Document extract:

On the day that he and six others were publicly announced as America’s astronauts for Project Mercury, Walter Marty Schirra Jr could not resist a joke. It was 9 April 1959 and the conference room of the Dolley Madison House, opposite Lafayette Park in downtown Washington, DC, was packed with journalists. On the stage, all resplendent in suits and ties, Schirra was joined by Scott Carpenter, Gordo Cooper, John Glenn, Gus Grissom, Al Shepard and Deke Slayton, together with Walt Bonney, the NASA presiding officer. As experienced test pilots, all of the Mercury Seven were ill at ease with the formality and pretence of press conferences…until Schirra leaned across to tell Slayton a joke. He called them ‘gotchas’…and he was not alone in his enjoyment or execution of them.
On 3 October, NASA will celebrate the passage of five decades since Schirra became America’s fifth astronaut and third to orbit the Earth, aboard the Mercury-Atlas-8 (MA-8) spacecraft. To the engineers, the mission would be known as just that – MA-8 – but Schirra’s own engineering brain led him to give it another name: ‘Sigma 7’. He spent nine hours in space and circled the globe six times. It was not a world record, for the Soviet Union had already sent cosmonauts aloft for as much as four days, but Schirra’s mission nevertheless demonstrated that Project Mercury could accomplish its challenging mandate of keeping a man alive for a prolonged period of time and support valuable scientific and technical objectives. It also cleared a significant hurdle on the road to meeting President John Kennedy’s goal of American boots on the Moon before the end of the decade.

Job a:
Copy out the stored items word for word, starting at the first line and ending with the line that contains "logo-tagline: Revitalizing Existence".

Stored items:

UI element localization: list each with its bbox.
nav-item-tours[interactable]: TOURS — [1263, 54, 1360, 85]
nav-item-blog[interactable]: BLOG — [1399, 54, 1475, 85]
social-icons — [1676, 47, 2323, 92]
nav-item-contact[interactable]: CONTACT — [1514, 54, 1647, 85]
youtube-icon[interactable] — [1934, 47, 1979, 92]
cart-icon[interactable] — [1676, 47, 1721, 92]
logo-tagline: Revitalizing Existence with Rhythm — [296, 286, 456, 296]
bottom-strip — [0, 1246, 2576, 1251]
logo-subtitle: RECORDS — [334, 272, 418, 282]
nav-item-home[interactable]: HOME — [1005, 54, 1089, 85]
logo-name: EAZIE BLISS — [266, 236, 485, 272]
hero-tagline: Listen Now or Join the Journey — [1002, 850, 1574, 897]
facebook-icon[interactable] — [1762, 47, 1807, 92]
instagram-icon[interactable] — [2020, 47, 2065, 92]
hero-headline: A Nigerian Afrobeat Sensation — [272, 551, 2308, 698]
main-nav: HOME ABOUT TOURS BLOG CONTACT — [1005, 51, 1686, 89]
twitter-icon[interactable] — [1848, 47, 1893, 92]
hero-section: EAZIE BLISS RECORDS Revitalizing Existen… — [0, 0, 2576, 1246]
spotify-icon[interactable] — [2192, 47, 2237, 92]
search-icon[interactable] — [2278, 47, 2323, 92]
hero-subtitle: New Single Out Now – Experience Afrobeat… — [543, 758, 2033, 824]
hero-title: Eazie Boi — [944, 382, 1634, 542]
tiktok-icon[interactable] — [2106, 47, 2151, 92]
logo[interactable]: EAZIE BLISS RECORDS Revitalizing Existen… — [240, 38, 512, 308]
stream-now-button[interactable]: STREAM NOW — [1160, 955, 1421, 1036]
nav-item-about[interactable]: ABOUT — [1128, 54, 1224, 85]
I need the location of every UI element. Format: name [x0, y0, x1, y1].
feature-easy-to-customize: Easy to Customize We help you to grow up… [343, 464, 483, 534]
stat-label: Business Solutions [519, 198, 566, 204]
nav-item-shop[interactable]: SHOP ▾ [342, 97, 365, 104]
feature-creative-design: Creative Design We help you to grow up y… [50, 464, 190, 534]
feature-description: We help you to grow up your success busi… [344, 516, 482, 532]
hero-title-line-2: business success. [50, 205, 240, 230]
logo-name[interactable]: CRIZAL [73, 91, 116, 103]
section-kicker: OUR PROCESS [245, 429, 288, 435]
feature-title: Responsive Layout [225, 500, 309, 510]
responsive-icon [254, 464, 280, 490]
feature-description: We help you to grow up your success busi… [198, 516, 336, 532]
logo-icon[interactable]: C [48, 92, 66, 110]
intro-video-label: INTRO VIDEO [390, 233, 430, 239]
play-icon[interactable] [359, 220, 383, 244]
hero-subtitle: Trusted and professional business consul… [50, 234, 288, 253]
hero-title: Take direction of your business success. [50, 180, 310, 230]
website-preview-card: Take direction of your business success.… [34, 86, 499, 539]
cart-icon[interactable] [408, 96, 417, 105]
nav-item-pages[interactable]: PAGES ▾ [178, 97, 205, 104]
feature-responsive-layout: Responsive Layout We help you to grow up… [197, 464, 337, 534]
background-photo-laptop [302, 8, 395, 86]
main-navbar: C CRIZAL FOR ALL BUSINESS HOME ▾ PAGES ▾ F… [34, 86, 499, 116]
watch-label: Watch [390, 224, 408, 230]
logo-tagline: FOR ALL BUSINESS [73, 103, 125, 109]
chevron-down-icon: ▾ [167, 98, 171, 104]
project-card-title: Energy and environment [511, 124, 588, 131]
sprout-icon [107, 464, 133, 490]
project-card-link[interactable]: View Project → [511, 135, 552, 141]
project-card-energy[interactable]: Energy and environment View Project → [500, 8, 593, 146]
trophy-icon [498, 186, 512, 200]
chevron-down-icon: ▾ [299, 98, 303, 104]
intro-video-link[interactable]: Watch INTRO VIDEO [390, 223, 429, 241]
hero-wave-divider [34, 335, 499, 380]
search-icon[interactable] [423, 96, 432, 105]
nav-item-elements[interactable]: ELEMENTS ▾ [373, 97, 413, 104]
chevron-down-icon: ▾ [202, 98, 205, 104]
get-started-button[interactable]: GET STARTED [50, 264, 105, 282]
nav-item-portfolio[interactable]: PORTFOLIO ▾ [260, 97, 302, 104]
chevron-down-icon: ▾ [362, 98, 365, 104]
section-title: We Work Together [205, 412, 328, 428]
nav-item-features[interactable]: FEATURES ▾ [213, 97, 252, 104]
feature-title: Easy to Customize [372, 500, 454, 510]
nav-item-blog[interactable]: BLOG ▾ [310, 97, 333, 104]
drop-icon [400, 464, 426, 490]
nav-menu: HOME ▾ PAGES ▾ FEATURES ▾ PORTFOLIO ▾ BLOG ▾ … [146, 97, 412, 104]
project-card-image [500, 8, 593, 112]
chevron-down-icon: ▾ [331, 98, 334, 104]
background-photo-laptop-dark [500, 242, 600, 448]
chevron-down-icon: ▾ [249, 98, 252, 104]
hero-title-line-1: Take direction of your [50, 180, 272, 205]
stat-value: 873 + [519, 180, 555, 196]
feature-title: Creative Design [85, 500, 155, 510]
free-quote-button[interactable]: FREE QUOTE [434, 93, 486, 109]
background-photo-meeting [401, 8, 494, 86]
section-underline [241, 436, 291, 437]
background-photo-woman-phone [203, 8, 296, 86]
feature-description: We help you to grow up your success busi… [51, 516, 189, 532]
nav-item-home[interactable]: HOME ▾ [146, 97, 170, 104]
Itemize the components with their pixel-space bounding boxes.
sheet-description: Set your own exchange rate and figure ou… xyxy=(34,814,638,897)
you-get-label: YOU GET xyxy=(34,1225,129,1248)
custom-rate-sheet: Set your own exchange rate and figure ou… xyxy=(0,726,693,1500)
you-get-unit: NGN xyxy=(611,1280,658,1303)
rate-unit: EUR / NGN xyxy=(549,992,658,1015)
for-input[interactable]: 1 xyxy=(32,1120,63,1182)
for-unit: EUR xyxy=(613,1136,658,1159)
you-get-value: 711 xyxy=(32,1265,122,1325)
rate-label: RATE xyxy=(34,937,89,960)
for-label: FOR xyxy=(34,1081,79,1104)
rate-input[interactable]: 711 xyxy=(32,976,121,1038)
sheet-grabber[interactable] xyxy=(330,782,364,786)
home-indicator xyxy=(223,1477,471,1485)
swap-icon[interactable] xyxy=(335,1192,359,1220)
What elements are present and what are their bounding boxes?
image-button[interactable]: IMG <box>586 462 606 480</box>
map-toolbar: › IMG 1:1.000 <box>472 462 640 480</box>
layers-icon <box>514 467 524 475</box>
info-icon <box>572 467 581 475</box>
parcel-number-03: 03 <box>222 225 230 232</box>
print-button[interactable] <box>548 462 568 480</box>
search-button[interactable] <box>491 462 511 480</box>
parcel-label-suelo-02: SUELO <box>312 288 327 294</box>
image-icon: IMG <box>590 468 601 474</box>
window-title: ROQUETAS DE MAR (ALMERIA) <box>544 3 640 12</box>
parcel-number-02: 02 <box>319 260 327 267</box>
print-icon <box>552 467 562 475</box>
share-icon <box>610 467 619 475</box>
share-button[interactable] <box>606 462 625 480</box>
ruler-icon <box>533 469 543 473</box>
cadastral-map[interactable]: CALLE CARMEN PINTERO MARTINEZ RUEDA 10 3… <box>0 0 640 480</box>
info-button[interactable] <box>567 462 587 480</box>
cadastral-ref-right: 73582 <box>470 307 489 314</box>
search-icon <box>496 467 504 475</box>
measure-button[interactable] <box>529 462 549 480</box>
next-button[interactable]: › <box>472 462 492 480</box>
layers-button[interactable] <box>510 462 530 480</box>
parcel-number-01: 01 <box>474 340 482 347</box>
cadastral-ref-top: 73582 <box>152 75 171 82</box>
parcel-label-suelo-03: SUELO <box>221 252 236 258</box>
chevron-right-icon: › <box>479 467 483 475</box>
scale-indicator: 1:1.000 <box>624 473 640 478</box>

Job b:
Answer these questions using the Project Mercury passage.
(i) On what date were the Mercury Seven publicly announced?
(ii) What name did Schirra give the MA-8 spacecraft?
(iii) How many times did Schirra circle the globe on that mission?

Expected output a:
UI element localization: list each with its bbox.
nav-item-tours[interactable]: TOURS — [1263, 54, 1360, 85]
nav-item-blog[interactable]: BLOG — [1399, 54, 1475, 85]
social-icons — [1676, 47, 2323, 92]
nav-item-contact[interactable]: CONTACT — [1514, 54, 1647, 85]
youtube-icon[interactable] — [1934, 47, 1979, 92]
cart-icon[interactable] — [1676, 47, 1721, 92]
logo-tagline: Revitalizing Existence with Rhythm — [296, 286, 456, 296]

Expected output b:
(i) 9 April 1959
(ii) Sigma 7
(iii) Six times